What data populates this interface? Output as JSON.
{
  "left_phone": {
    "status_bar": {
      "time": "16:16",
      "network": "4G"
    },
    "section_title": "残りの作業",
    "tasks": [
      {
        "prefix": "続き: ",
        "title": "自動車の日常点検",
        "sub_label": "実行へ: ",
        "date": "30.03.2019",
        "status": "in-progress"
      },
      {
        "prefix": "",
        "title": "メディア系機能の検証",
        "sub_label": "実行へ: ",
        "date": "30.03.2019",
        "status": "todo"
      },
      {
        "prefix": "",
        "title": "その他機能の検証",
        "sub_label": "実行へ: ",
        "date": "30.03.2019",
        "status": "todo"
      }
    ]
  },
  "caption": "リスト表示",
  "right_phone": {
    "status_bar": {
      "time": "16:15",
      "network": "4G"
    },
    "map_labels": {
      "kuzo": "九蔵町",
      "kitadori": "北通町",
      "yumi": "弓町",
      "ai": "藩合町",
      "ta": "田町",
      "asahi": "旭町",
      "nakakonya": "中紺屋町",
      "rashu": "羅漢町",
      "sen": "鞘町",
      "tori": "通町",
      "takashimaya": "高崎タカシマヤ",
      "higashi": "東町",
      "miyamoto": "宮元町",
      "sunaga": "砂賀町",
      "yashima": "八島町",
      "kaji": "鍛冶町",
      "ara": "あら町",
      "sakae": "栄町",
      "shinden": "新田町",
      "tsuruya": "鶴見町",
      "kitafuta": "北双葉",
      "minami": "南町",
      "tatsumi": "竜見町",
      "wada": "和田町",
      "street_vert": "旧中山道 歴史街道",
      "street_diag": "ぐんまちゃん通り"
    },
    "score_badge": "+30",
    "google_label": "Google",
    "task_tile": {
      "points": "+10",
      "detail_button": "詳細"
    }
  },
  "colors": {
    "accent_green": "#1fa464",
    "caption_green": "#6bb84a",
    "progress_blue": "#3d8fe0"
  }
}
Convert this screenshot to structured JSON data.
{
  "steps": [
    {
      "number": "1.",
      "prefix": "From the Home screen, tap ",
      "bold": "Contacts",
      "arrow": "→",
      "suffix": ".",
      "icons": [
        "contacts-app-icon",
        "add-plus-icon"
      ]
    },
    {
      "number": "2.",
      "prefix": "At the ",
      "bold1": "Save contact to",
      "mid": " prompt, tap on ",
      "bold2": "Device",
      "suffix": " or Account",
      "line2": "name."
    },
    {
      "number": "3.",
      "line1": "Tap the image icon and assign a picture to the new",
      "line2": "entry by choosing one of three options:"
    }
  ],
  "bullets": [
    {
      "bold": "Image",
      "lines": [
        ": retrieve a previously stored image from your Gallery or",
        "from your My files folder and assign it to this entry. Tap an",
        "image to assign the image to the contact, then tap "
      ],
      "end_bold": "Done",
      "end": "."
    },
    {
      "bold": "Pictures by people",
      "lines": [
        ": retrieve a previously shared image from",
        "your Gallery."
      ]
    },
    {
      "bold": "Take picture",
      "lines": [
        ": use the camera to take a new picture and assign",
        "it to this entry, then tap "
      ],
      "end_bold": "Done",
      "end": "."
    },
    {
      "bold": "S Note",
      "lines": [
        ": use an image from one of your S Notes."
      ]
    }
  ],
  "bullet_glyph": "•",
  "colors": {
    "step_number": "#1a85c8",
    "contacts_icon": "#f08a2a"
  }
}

Task:
Restate the data above word for word, please.

Task result:
What data populates this interface? Output as JSON.
{
  "left_phone": {
    "status_bar": {
      "time": "16:16",
      "network": "4G"
    },
    "section_title": "残りの作業",
    "tasks": [
      {
        "prefix": "続き: ",
        "title": "自動車の日常点検",
        "sub_label": "実行へ: ",
        "date": "30.03.2019",
        "status": "in-progress"
      },
      {
        "prefix": "",
        "title": "メディア系機能の検証",
        "sub_label": "実行へ: ",
        "date": "30.03.2019",
        "status": "todo"
      },
      {
        "prefix": "",
        "title": "その他機能の検証",
        "sub_label": "実行へ: ",
        "date": "30.03.2019",
        "status": "todo"
      }
    ]
  },
  "caption": "リスト表示",
  "right_phone": {
    "status_bar": {
      "time": "16:15",
      "network": "4G"
    },
    "map_labels": {
      "kuzo": "九蔵町",
      "kitadori": "北通町",
      "yumi": "弓町",
      "ai": "藩合町",
      "ta": "田町",
      "asahi": "旭町",
      "nakakonya": "中紺屋町",
      "rashu": "羅漢町",
      "sen": "鞘町",
      "tori": "通町",
      "takashimaya": "高崎タカシマヤ",
      "higashi": "東町",
      "miyamoto": "宮元町",
      "sunaga": "砂賀町",
      "yashima": "八島町",
      "kaji": "鍛冶町",
      "ara": "あら町",
      "sakae": "栄町",
      "shinden": "新田町",
      "tsuruya": "鶴見町",
      "kitafuta": "北双葉",
      "minami": "南町",
      "tatsumi": "竜見町",
      "wada": "和田町",
      "street_vert": "旧中山道 歴史街道",
      "street_diag": "ぐんまちゃん通り"
    },
    "score_badge": "+30",
    "google_label": "Google",
    "task_tile": {
      "points": "+10",
      "detail_button": "詳細"
    }
  },
  "colors": {
    "accent_green": "#1fa464",
    "caption_green": "#6bb84a",
    "progress_blue": "#3d8fe0"
  }
}
Convert this screenshot to structured JSON data.
{
  "steps": [
    {
      "number": "1.",
      "prefix": "From the Home screen, tap ",
      "bold": "Contacts",
      "arrow": "→",
      "suffix": ".",
      "icons": [
        "contacts-app-icon",
        "add-plus-icon"
      ]
    },
    {
      "number": "2.",
      "prefix": "At the ",
      "bold1": "Save contact to",
      "mid": " prompt, tap on ",
      "bold2": "Device",
      "suffix": " or Account",
      "line2": "name."
    },
    {
      "number": "3.",
      "line1": "Tap the image icon and assign a picture to the new",
      "line2": "entry by choosing one of three options:"
    }
  ],
  "bullets": [
    {
      "bold": "Image",
      "lines": [
        ": retrieve a previously stored image from your Gallery or",
        "from your My files folder and assign it to this entry. Tap an",
        "image to assign the image to the contact, then tap "
      ],
      "end_bold": "Done",
      "end": "."
    },
    {
      "bold": "Pictures by people",
      "lines": [
        ": retrieve a previously shared image from",
        "your Gallery."
      ]
    },
    {
      "bold": "Take picture",
      "lines": [
        ": use the camera to take a new picture and assign",
        "it to this entry, then tap "
      ],
      "end_bold": "Done",
      "end": "."
    },
    {
      "bold": "S Note",
      "lines": [
        ": use an image from one of your S Notes."
      ]
    }
  ],
  "bullet_glyph": "•",
  "colors": {
    "step_number": "#1a85c8",
    "contacts_icon": "#f08a2a"
  }
}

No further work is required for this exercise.